== Job ==
All lines featuring the string "title" are to be listed.
= = = = =
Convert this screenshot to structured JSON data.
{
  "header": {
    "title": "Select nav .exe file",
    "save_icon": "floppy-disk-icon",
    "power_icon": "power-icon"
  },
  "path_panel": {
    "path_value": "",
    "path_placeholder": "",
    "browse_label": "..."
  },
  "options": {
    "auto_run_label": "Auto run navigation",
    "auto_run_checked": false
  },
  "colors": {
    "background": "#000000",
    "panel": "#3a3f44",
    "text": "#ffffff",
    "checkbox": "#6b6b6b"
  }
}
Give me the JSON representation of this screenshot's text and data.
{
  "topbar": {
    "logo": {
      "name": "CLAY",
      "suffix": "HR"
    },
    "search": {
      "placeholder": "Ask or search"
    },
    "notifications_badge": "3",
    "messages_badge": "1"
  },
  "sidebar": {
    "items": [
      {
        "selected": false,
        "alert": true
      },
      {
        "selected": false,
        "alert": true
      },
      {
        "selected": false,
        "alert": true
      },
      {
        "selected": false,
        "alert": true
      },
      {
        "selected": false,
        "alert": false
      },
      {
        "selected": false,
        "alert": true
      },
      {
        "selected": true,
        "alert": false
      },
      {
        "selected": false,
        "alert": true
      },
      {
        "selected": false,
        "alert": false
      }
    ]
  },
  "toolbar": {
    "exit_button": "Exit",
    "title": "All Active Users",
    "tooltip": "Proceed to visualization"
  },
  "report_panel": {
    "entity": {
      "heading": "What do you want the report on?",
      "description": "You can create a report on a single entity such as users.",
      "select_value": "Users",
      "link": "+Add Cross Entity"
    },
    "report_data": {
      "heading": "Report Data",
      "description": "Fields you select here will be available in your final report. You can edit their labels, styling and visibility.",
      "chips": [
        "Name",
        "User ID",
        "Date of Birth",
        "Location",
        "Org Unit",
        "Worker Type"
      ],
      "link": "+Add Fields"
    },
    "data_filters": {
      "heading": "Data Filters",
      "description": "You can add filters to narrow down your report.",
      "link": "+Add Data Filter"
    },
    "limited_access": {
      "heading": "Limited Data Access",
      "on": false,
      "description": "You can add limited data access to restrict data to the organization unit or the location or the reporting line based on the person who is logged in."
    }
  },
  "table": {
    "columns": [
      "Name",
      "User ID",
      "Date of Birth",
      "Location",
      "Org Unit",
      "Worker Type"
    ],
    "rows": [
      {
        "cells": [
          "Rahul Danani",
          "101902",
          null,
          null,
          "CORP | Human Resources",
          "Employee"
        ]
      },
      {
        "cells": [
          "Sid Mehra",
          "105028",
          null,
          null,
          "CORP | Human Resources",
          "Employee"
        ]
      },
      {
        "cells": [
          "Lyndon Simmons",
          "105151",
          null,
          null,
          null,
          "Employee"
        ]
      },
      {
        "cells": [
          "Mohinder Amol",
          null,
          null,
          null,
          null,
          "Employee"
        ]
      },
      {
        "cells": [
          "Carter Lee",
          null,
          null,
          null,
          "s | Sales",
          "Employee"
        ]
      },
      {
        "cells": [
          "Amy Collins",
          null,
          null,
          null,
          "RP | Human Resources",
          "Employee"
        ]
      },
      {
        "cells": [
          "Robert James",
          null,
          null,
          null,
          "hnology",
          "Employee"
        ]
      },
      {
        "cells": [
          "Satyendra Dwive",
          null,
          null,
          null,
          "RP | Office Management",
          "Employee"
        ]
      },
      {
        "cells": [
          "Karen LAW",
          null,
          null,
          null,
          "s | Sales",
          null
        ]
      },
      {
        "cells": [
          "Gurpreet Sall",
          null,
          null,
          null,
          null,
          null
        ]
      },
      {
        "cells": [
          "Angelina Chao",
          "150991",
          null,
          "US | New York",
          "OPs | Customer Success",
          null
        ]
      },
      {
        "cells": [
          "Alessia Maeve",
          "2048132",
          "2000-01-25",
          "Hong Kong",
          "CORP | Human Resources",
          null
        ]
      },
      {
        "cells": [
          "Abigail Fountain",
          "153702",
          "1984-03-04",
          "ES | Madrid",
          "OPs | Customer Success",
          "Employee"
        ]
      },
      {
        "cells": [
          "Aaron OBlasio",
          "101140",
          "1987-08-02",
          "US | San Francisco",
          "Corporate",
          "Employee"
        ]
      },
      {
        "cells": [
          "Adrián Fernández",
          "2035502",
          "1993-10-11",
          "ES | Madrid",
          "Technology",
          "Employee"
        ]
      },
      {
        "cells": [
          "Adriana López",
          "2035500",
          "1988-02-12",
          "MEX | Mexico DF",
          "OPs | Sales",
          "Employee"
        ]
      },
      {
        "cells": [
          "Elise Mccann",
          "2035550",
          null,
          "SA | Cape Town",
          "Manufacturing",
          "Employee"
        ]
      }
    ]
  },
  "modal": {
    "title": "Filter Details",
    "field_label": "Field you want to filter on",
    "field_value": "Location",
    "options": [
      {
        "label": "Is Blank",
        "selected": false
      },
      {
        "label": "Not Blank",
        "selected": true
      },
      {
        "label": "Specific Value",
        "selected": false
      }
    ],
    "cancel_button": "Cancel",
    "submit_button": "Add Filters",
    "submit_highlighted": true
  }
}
= = = = =
== Solution for this task ==
    "title": "Select nav .exe file",
    "title": "All Active Users",
    "title": "Filter Details",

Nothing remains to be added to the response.